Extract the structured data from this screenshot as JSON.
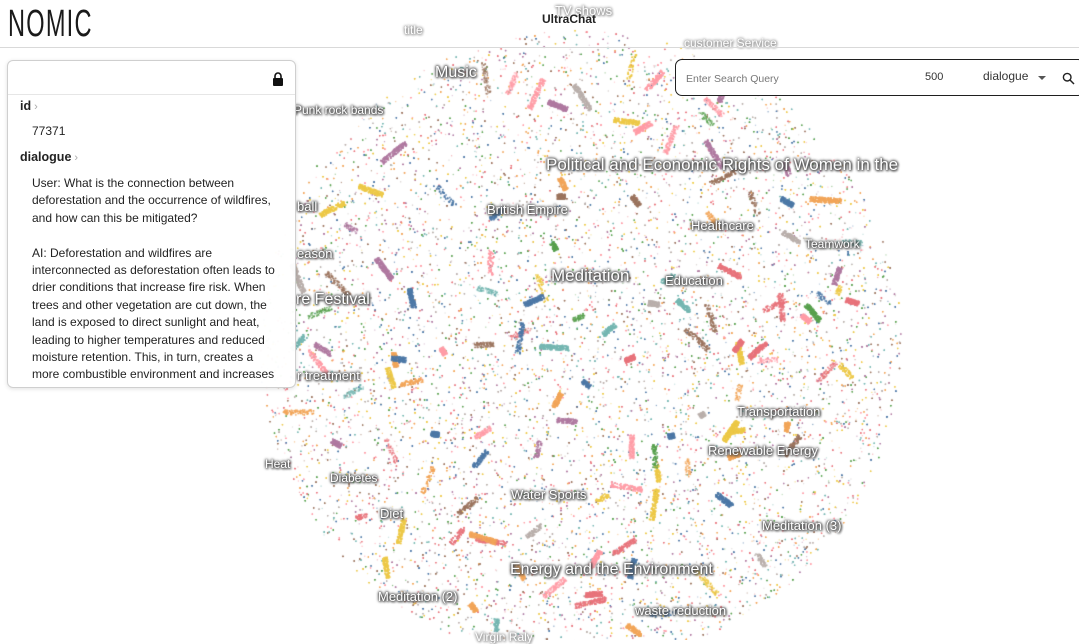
{
  "header": {
    "logo_text": "NOMIC",
    "title": "UltraChat"
  },
  "map": {
    "topics": [
      {
        "text": "TV shows",
        "faint": true
      },
      {
        "text": "title",
        "faint": true
      },
      {
        "text": "customer Service",
        "faint": true
      },
      {
        "text": "Music"
      },
      {
        "text": "Punk rock bands"
      },
      {
        "text": "Political and Economic Rights of Women in the"
      },
      {
        "text": "ball"
      },
      {
        "text": "British Empire"
      },
      {
        "text": "Healthcare"
      },
      {
        "text": "Teamwork"
      },
      {
        "text": "eason"
      },
      {
        "text": "Meditation"
      },
      {
        "text": "Education"
      },
      {
        "text": "re Festival"
      },
      {
        "text": "r treatment"
      },
      {
        "text": "Transportation"
      },
      {
        "text": "Renewable Energy"
      },
      {
        "text": "Heat"
      },
      {
        "text": "Diabetes"
      },
      {
        "text": "Water Sports"
      },
      {
        "text": "Diet"
      },
      {
        "text": "Meditation (3)"
      },
      {
        "text": "Energy and the Environment"
      },
      {
        "text": "Meditation (2)"
      },
      {
        "text": "waste reduction"
      },
      {
        "text": "Virgin Raly",
        "faint": true
      }
    ]
  },
  "detail": {
    "id_key": "id",
    "id_value": "77371",
    "dialogue_key": "dialogue",
    "dialogue_value": "User: What is the connection between deforestation and the occurrence of wildfires, and how can this be mitigated?\n\nAI: Deforestation and wildfires are interconnected as deforestation often leads to drier conditions that increase fire risk. When trees and other vegetation are cut down, the land is exposed to direct sunlight and heat, leading to higher temperatures and reduced moisture retention. This, in turn, creates a more combustible environment and increases"
  },
  "search": {
    "placeholder": "Enter Search Query",
    "count": "500",
    "field": "dialogue"
  },
  "colors": {
    "point_palette": [
      "#e8747c",
      "#f2a65a",
      "#4e79a7",
      "#59a14f",
      "#edc948",
      "#b07aa1",
      "#76b7b2",
      "#ff9da7",
      "#9c755f",
      "#bab0ac"
    ]
  }
}
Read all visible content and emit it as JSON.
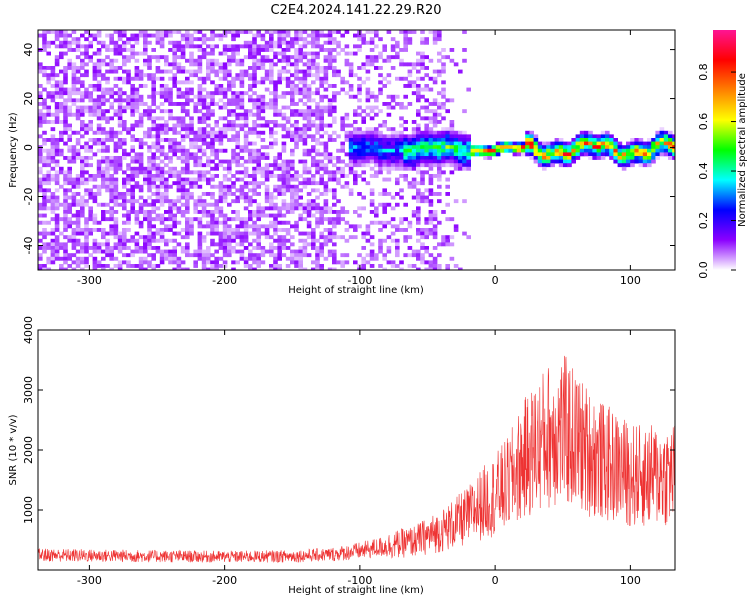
{
  "title": "C2E4.2024.141.22.29.R20",
  "chart_data": [
    {
      "type": "heatmap",
      "xlabel": "Height of straight line (km)",
      "ylabel": "Frequency (Hz)",
      "xlim": [
        -338,
        133
      ],
      "ylim": [
        -50,
        48
      ],
      "x_ticks": [
        -300,
        -200,
        -100,
        0,
        100
      ],
      "y_ticks": [
        -40,
        -20,
        0,
        20,
        40
      ],
      "colorbar": {
        "label": "Normalized spectral amplitude",
        "range": [
          0,
          0.97
        ],
        "ticks": [
          0.0,
          0.2,
          0.4,
          0.6,
          0.8
        ],
        "colormap": [
          "#ffffff",
          "#8b00ff",
          "#0000ff",
          "#00ffff",
          "#00ff00",
          "#ffff00",
          "#ff8000",
          "#ff0000",
          "#ff1493"
        ]
      },
      "features": {
        "noise_region": {
          "x_range": [
            -338,
            -60
          ],
          "typical_amplitude": 0.05
        },
        "signal_band": {
          "x_range": [
            -110,
            133
          ],
          "center_frequency_hz": 0,
          "half_width_hz": 5,
          "peak_amplitude": 0.97
        }
      }
    },
    {
      "type": "line",
      "xlabel": "Height of straight line (km)",
      "ylabel": "SNR (10 * v/v)",
      "xlim": [
        -338,
        133
      ],
      "ylim": [
        0,
        4000
      ],
      "x_ticks": [
        -300,
        -200,
        -100,
        0,
        100
      ],
      "y_ticks": [
        1000,
        2000,
        3000,
        4000
      ],
      "color": "#ee3333",
      "series": [
        {
          "x": [
            -338,
            -300,
            -250,
            -200,
            -150,
            -120,
            -100,
            -80,
            -60,
            -40,
            -20,
            -10,
            0,
            10,
            20,
            30,
            40,
            50,
            60,
            70,
            80,
            90,
            100,
            110,
            120,
            133
          ],
          "y": [
            250,
            240,
            230,
            220,
            230,
            260,
            320,
            400,
            480,
            650,
            900,
            1100,
            1250,
            1450,
            1800,
            2050,
            2250,
            2350,
            2150,
            1950,
            1800,
            1700,
            1600,
            1550,
            1580,
            1600
          ]
        }
      ]
    }
  ]
}
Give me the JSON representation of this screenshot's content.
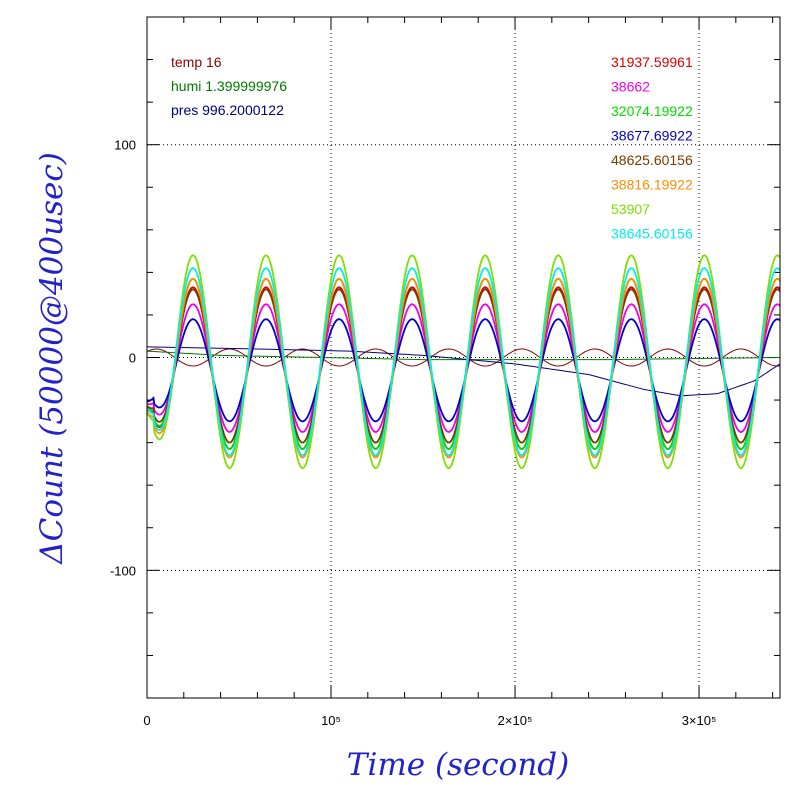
{
  "chart_data": {
    "type": "line",
    "xlabel": "Time (second)",
    "ylabel": "ΔCount (50000@400usec)",
    "xlim": [
      0,
      344000
    ],
    "ylim": [
      -160,
      160
    ],
    "x_ticks": [
      {
        "value": 0,
        "label": "0"
      },
      {
        "value": 100000,
        "label": "10⁵"
      },
      {
        "value": 200000,
        "label": "2×10⁵"
      },
      {
        "value": 300000,
        "label": "3×10⁵"
      }
    ],
    "y_ticks": [
      {
        "value": 100,
        "label": "100"
      },
      {
        "value": 0,
        "label": "0"
      },
      {
        "value": -100,
        "label": "-100"
      }
    ],
    "grid": true,
    "legend_left": [
      {
        "name": "temp",
        "value": "16",
        "color": "#8b0000"
      },
      {
        "name": "humi",
        "value": "1.399999976",
        "color": "#007a00"
      },
      {
        "name": "pres",
        "value": "996.2000122",
        "color": "#00007a"
      }
    ],
    "legend_right": [
      {
        "value": "31937.59961",
        "color": "#dd0000"
      },
      {
        "value": "38662",
        "color": "#ee00ee"
      },
      {
        "value": "32074.19922",
        "color": "#00dd00"
      },
      {
        "value": "38677.69922",
        "color": "#0000cc"
      },
      {
        "value": "48625.60156",
        "color": "#7a3a00"
      },
      {
        "value": "38816.19922",
        "color": "#ff8c00"
      },
      {
        "value": "53907",
        "color": "#7fe000"
      },
      {
        "value": "38645.60156",
        "color": "#00eeee"
      }
    ],
    "oscillation": {
      "period_seconds": 39700,
      "first_peak_seconds": 25000
    },
    "series": [
      {
        "color": "#dd0000",
        "amplitude": 38,
        "offset": -5
      },
      {
        "color": "#ee00ee",
        "amplitude": 30,
        "offset": -5
      },
      {
        "color": "#00dd00",
        "amplitude": 40,
        "offset": -3
      },
      {
        "color": "#0000cc",
        "amplitude": 24,
        "offset": -6
      },
      {
        "color": "#7a3a00",
        "amplitude": 36,
        "offset": -4
      },
      {
        "color": "#ff8c00",
        "amplitude": 42,
        "offset": -5
      },
      {
        "color": "#7fe000",
        "amplitude": 50,
        "offset": -2
      },
      {
        "color": "#00eeee",
        "amplitude": 44,
        "offset": -2
      }
    ],
    "environment_series": [
      {
        "name": "temp",
        "color": "#8b0000",
        "kind": "sine",
        "amplitude": 4,
        "offset": 0
      },
      {
        "name": "humi",
        "color": "#007a00",
        "kind": "flat",
        "points": [
          [
            0,
            3
          ],
          [
            40000,
            1
          ],
          [
            150000,
            -1
          ],
          [
            250000,
            -1
          ],
          [
            344000,
            0
          ]
        ]
      },
      {
        "name": "pres",
        "color": "#00007a",
        "kind": "drift",
        "points": [
          [
            0,
            5
          ],
          [
            60000,
            4
          ],
          [
            110000,
            3
          ],
          [
            150000,
            1
          ],
          [
            200000,
            -3
          ],
          [
            240000,
            -8
          ],
          [
            270000,
            -15
          ],
          [
            290000,
            -18
          ],
          [
            310000,
            -17
          ],
          [
            330000,
            -11
          ],
          [
            344000,
            -3
          ]
        ]
      }
    ]
  }
}
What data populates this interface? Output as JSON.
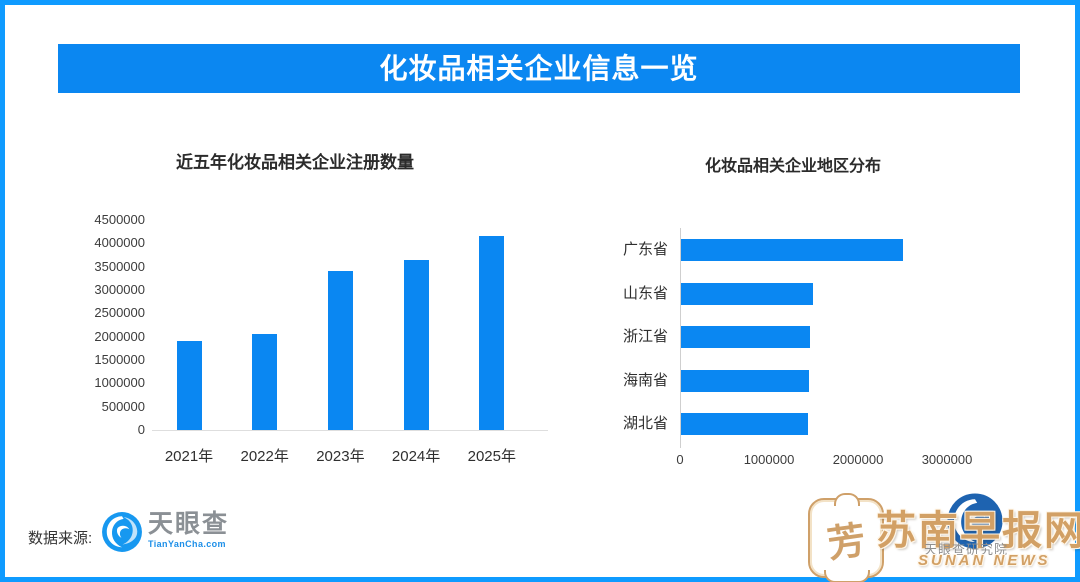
{
  "page": {
    "frame_color": "#0f9bff",
    "background": "#ffffff"
  },
  "header": {
    "title": "化妆品相关企业信息一览",
    "bg_color": "#0b87f1",
    "text_color": "#ffffff"
  },
  "chart_data": [
    {
      "type": "bar",
      "orientation": "vertical",
      "title": "近五年化妆品相关企业注册数量",
      "categories": [
        "2021年",
        "2022年",
        "2023年",
        "2024年",
        "2025年"
      ],
      "values": [
        1900000,
        2050000,
        3400000,
        3650000,
        4150000
      ],
      "xlabel": "",
      "ylabel": "",
      "ylim": [
        0,
        4500000
      ],
      "yticks": [
        "4500000",
        "4000000",
        "3500000",
        "3000000",
        "2500000",
        "2000000",
        "1500000",
        "1000000",
        "500000",
        "0"
      ],
      "bar_color": "#0a87f2",
      "grid": false,
      "legend": "none"
    },
    {
      "type": "bar",
      "orientation": "horizontal",
      "title": "化妆品相关企业地区分布",
      "categories": [
        "广东省",
        "山东省",
        "浙江省",
        "海南省",
        "湖北省"
      ],
      "values": [
        2490000,
        1480000,
        1450000,
        1440000,
        1430000
      ],
      "xlabel": "",
      "ylabel": "",
      "xlim": [
        0,
        3500000
      ],
      "xticks": [
        "0",
        "1000000",
        "2000000",
        "3000000"
      ],
      "bar_color": "#0a87f2",
      "grid": false,
      "legend": "none"
    }
  ],
  "footer": {
    "source_label": "数据来源:",
    "logo": {
      "name": "天眼查",
      "domain": "TianYanCha.com"
    }
  },
  "watermark": {
    "seal_glyph": "芳",
    "site_name": "苏南早报网",
    "site_name_en": "SUNAN NEWS",
    "sub_brand": "天眼查研究院",
    "gold_color": "#d2a065"
  }
}
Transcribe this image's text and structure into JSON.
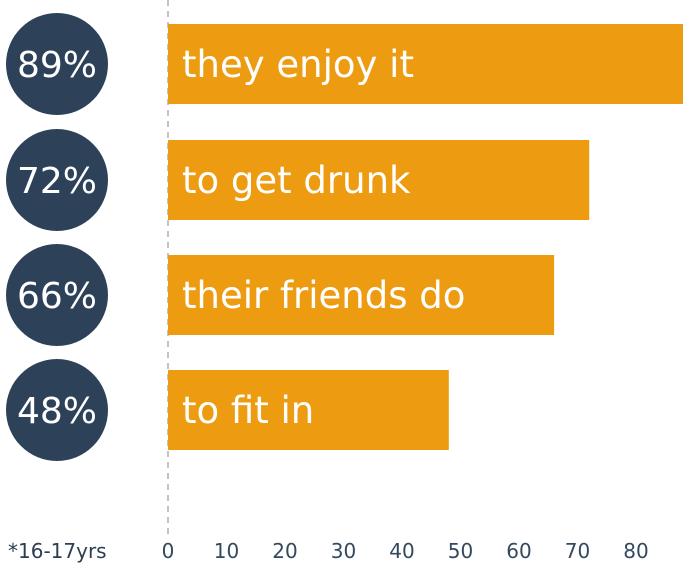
{
  "chart_data": {
    "type": "bar",
    "orientation": "horizontal",
    "categories": [
      "they enjoy it",
      "to get drunk",
      "their friends do",
      "to fit in"
    ],
    "values": [
      89,
      72,
      66,
      48
    ],
    "value_labels": [
      "89%",
      "72%",
      "66%",
      "48%"
    ],
    "x_ticks": [
      "0",
      "10",
      "20",
      "30",
      "40",
      "50",
      "60",
      "70",
      "80"
    ],
    "xlim": [
      0,
      90
    ],
    "grid": false,
    "footnote": "*16-17yrs"
  },
  "colors": {
    "bar": "#ed9c12",
    "badge": "#2d4159",
    "axis_text": "#34495e",
    "zero_line": "#b0b0b0"
  }
}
▬▬▬▬▬▬
To do.
Do not copy pictures. Restate exactly the lines from the one containing "Transcribe this image's" through the last line of the records.

Answer to this exercise.
Transcribe this image's text and structure into JSON.
{
  "chart_data": {
    "type": "bar",
    "orientation": "horizontal",
    "categories": [
      "they enjoy it",
      "to get drunk",
      "their friends do",
      "to fit in"
    ],
    "values": [
      89,
      72,
      66,
      48
    ],
    "value_labels": [
      "89%",
      "72%",
      "66%",
      "48%"
    ],
    "x_ticks": [
      "0",
      "10",
      "20",
      "30",
      "40",
      "50",
      "60",
      "70",
      "80"
    ],
    "xlim": [
      0,
      90
    ],
    "grid": false,
    "footnote": "*16-17yrs"
  },
  "colors": {
    "bar": "#ed9c12",
    "badge": "#2d4159",
    "axis_text": "#34495e",
    "zero_line": "#b0b0b0"
  }
}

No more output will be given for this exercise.